Exercise task: Write the material out again exactly as it stands.

>> START Supplied records

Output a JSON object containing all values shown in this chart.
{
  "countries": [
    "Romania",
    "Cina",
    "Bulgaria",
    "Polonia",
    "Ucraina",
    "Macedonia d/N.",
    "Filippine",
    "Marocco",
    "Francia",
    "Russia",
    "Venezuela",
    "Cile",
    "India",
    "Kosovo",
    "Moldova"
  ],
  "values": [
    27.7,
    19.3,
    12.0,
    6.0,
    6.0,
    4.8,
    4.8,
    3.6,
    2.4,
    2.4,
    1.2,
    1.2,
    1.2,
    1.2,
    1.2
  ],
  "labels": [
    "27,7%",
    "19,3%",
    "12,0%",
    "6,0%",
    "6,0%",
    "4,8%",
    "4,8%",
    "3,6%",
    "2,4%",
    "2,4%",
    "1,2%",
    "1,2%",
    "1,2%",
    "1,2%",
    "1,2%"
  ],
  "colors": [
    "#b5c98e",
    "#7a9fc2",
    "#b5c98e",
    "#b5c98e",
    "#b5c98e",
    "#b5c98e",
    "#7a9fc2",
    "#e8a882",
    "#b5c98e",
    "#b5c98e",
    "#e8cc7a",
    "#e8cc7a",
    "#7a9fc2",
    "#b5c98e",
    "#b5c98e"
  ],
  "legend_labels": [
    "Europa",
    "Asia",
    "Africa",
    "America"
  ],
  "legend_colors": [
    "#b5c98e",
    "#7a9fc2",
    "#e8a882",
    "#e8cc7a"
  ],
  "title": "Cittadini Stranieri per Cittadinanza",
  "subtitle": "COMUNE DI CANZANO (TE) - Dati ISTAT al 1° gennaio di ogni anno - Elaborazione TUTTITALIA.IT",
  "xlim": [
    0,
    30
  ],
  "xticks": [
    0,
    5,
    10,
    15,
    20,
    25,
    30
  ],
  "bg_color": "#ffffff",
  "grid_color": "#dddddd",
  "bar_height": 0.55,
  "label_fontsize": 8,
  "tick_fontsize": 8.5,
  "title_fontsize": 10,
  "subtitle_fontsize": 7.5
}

>> END Supplied records

Exercise output:
Output a JSON object containing all values shown in this chart.
{
  "countries": [
    "Romania",
    "Cina",
    "Bulgaria",
    "Polonia",
    "Ucraina",
    "Macedonia d/N.",
    "Filippine",
    "Marocco",
    "Francia",
    "Russia",
    "Venezuela",
    "Cile",
    "India",
    "Kosovo",
    "Moldova"
  ],
  "values": [
    27.7,
    19.3,
    12.0,
    6.0,
    6.0,
    4.8,
    4.8,
    3.6,
    2.4,
    2.4,
    1.2,
    1.2,
    1.2,
    1.2,
    1.2
  ],
  "labels": [
    "27,7%",
    "19,3%",
    "12,0%",
    "6,0%",
    "6,0%",
    "4,8%",
    "4,8%",
    "3,6%",
    "2,4%",
    "2,4%",
    "1,2%",
    "1,2%",
    "1,2%",
    "1,2%",
    "1,2%"
  ],
  "colors": [
    "#b5c98e",
    "#7a9fc2",
    "#b5c98e",
    "#b5c98e",
    "#b5c98e",
    "#b5c98e",
    "#7a9fc2",
    "#e8a882",
    "#b5c98e",
    "#b5c98e",
    "#e8cc7a",
    "#e8cc7a",
    "#7a9fc2",
    "#b5c98e",
    "#b5c98e"
  ],
  "legend_labels": [
    "Europa",
    "Asia",
    "Africa",
    "America"
  ],
  "legend_colors": [
    "#b5c98e",
    "#7a9fc2",
    "#e8a882",
    "#e8cc7a"
  ],
  "title": "Cittadini Stranieri per Cittadinanza",
  "subtitle": "COMUNE DI CANZANO (TE) - Dati ISTAT al 1° gennaio di ogni anno - Elaborazione TUTTITALIA.IT",
  "xlim": [
    0,
    30
  ],
  "xticks": [
    0,
    5,
    10,
    15,
    20,
    25,
    30
  ],
  "bg_color": "#ffffff",
  "grid_color": "#dddddd",
  "bar_height": 0.55,
  "label_fontsize": 8,
  "tick_fontsize": 8.5,
  "title_fontsize": 10,
  "subtitle_fontsize": 7.5
}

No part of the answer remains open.